- SOURCE EXCERPT
However, anyone with additional input on the original question please add your comments. I believe it would still be beneficial for me to do it the clunky way –  user722224 Sep 27 '11 at 4:11
    
BTW - why is it better to store qnorm(0.95) in z rather than just using a number? Doesn't the program run faster if it uses a number since it doesn't have to do that calculation every time –  user722224 Sep 27 '11 at 4:17
    
@user722224 - I think qnorm(0.95) is more clear than 1.644854, and I don't think the latter would be any faster. Why would it be beneficial for you to do it in a clunky way? The original question wasn't very clear. –  Karl Sep 27 '11 at 4:22
    
Apologies that the question wasn't clear. I figure it would be beneficial to learn the clunky stuff just because of the whole learn to walk before you run sort of thing. I'm gonna rethink my question though so people aren't left guessing about what I mean. Thank you very much for the help though. This is what gets me excited about R and statistics! –  user722224 Sep 27 '11 at 4:30

@Karl Broman has a great solution that really shows how vectorization makes all the difference. It can still be improved slightly though (around 30%):

I prefer using vapply - although the speed improvement of it isn't noticeable here since the loop is only 99 times.

f <- function(n=1000) {
    z <- qnorm(0.95)/sqrt(30)

- EXTRACTED DATA
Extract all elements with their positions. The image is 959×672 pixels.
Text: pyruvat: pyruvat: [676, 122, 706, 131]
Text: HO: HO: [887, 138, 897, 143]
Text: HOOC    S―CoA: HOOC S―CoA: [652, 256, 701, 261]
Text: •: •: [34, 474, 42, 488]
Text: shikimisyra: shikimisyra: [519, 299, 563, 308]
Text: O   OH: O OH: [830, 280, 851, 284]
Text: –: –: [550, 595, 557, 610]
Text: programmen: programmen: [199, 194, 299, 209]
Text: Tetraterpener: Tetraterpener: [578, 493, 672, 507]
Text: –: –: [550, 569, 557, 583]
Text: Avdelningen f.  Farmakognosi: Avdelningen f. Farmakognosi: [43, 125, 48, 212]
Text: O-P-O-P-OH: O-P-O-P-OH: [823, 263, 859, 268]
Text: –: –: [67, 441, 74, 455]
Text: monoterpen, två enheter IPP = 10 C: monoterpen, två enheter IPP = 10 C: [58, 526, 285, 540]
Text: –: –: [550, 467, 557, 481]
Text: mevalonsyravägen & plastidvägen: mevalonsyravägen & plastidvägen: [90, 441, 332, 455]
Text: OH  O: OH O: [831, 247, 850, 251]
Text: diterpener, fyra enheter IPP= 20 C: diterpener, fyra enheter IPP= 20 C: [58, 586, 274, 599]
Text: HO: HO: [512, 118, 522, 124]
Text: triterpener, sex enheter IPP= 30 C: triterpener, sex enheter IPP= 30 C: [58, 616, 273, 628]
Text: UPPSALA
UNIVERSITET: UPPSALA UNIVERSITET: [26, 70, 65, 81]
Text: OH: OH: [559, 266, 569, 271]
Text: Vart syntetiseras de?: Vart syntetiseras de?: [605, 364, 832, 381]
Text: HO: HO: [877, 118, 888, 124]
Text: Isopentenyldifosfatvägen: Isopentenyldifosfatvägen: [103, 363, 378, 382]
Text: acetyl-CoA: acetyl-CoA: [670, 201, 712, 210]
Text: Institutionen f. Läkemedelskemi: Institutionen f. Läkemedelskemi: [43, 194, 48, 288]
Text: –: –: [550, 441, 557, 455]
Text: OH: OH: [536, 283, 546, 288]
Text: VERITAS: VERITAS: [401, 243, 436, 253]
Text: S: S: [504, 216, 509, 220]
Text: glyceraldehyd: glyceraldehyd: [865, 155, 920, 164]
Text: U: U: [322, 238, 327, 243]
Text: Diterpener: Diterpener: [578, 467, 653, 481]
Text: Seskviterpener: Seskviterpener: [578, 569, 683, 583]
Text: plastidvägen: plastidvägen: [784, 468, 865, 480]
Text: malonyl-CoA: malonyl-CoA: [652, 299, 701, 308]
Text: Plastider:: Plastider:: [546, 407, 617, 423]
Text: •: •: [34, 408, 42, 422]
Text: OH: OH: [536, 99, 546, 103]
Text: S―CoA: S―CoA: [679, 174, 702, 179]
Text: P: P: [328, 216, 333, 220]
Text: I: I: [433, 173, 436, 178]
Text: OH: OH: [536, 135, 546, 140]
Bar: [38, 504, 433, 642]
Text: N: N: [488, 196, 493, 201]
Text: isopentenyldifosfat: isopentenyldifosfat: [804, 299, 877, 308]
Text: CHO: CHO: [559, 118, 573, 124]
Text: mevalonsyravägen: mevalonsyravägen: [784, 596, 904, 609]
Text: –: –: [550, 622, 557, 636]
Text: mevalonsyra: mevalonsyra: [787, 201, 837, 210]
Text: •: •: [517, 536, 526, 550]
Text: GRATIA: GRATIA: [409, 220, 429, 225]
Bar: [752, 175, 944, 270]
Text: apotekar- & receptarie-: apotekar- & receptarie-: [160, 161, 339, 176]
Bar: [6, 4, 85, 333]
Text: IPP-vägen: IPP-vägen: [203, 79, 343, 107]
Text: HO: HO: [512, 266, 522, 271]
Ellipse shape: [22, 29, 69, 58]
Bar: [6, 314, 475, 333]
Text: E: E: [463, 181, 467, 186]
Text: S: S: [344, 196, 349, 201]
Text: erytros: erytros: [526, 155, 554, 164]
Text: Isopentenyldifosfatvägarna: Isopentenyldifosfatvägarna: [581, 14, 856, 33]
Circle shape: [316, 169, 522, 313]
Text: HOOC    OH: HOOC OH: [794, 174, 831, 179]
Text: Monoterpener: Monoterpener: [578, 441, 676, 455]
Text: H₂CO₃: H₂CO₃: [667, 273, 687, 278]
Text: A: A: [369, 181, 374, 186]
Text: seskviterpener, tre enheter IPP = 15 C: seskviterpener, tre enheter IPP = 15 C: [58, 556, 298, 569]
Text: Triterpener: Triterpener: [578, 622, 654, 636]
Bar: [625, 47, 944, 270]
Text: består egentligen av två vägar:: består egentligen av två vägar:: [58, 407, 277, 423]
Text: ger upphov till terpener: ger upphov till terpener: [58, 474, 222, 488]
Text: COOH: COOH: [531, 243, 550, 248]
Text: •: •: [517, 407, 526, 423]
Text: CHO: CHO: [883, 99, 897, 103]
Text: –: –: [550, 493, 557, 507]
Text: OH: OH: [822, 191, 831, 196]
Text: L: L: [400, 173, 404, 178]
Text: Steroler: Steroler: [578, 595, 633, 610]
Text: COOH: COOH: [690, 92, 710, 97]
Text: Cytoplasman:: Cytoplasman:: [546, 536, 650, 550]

- TASKS TO PERFORM
1. In the R forum thread, how much does the last poster say Karl Broman's solution can still be improved?
2. Continue the R forum thread from where it stops.

- RESULTS BY TASK
1. Around 30%.

2.
    vapply(1:99/100, function(p) {
      # simulate all of the binomials/30 at once
      x <- rbinom(n, 30, p)/30

      zse <- z*sqrt(x * (1-x))

      # coverage
      mean(x - zse < p & p < x + zse)
    }, numeric(1))
}

system.time( x <- f(50000) ) # 1.17 seconds

Here's a version of the OP's original code using vapply and it's about 20% faster than the original -but of course still magnitudes slower than the fully vectorized solutions...

g <- function(n=1000) {
    vapply(seq(.01,.99,by=.01), function(p) {
        count = 0L
        for (j in seq_len(n)) {
            x <- sum(rbinom(30,1,p))/30 

        # the constant is qnorm(0.95)/sqrt(30)
            zse <- 0.30030781175850279*sqrt(x*(1-x))
            if( x-zse < p && p < x+zse )
                count = count + 1L
        }
        count/n
    }, numeric(1))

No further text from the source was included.